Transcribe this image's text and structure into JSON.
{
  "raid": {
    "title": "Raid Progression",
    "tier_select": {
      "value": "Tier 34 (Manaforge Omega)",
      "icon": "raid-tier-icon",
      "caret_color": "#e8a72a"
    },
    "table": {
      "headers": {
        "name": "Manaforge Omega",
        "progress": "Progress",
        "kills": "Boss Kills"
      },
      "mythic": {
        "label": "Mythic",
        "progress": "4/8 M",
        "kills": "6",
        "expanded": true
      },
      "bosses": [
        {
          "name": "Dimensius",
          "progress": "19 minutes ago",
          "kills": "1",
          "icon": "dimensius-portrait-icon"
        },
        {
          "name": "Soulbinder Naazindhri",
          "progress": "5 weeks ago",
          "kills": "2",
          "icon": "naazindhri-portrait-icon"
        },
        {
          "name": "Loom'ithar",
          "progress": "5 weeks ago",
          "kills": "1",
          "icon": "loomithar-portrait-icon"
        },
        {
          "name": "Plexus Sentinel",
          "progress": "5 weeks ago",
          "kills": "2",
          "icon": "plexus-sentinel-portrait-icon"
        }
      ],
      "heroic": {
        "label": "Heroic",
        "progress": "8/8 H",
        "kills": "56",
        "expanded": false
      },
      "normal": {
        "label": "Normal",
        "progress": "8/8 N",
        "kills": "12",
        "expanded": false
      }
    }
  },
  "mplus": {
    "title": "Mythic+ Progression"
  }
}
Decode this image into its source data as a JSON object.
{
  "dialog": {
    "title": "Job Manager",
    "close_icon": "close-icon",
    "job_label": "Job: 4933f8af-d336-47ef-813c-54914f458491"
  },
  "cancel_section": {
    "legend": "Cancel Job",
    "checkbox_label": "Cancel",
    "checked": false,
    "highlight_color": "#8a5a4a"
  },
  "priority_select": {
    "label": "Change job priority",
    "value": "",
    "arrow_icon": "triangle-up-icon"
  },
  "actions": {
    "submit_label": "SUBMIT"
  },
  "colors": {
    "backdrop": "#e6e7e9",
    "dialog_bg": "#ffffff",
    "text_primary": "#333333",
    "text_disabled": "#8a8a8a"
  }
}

DO THIS: Copy every line of the material, please, keeping it exactly the same.

THE RESULT:
Transcribe this image's text and structure into JSON.
{
  "raid": {
    "title": "Raid Progression",
    "tier_select": {
      "value": "Tier 34 (Manaforge Omega)",
      "icon": "raid-tier-icon",
      "caret_color": "#e8a72a"
    },
    "table": {
      "headers": {
        "name": "Manaforge Omega",
        "progress": "Progress",
        "kills": "Boss Kills"
      },
      "mythic": {
        "label": "Mythic",
        "progress": "4/8 M",
        "kills": "6",
        "expanded": true
      },
      "bosses": [
        {
          "name": "Dimensius",
          "progress": "19 minutes ago",
          "kills": "1",
          "icon": "dimensius-portrait-icon"
        },
        {
          "name": "Soulbinder Naazindhri",
          "progress": "5 weeks ago",
          "kills": "2",
          "icon": "naazindhri-portrait-icon"
        },
        {
          "name": "Loom'ithar",
          "progress": "5 weeks ago",
          "kills": "1",
          "icon": "loomithar-portrait-icon"
        },
        {
          "name": "Plexus Sentinel",
          "progress": "5 weeks ago",
          "kills": "2",
          "icon": "plexus-sentinel-portrait-icon"
        }
      ],
      "heroic": {
        "label": "Heroic",
        "progress": "8/8 H",
        "kills": "56",
        "expanded": false
      },
      "normal": {
        "label": "Normal",
        "progress": "8/8 N",
        "kills": "12",
        "expanded": false
      }
    }
  },
  "mplus": {
    "title": "Mythic+ Progression"
  }
}
Decode this image into its source data as a JSON object.
{
  "dialog": {
    "title": "Job Manager",
    "close_icon": "close-icon",
    "job_label": "Job: 4933f8af-d336-47ef-813c-54914f458491"
  },
  "cancel_section": {
    "legend": "Cancel Job",
    "checkbox_label": "Cancel",
    "checked": false,
    "highlight_color": "#8a5a4a"
  },
  "priority_select": {
    "label": "Change job priority",
    "value": "",
    "arrow_icon": "triangle-up-icon"
  },
  "actions": {
    "submit_label": "SUBMIT"
  },
  "colors": {
    "backdrop": "#e6e7e9",
    "dialog_bg": "#ffffff",
    "text_primary": "#333333",
    "text_disabled": "#8a8a8a"
  }
}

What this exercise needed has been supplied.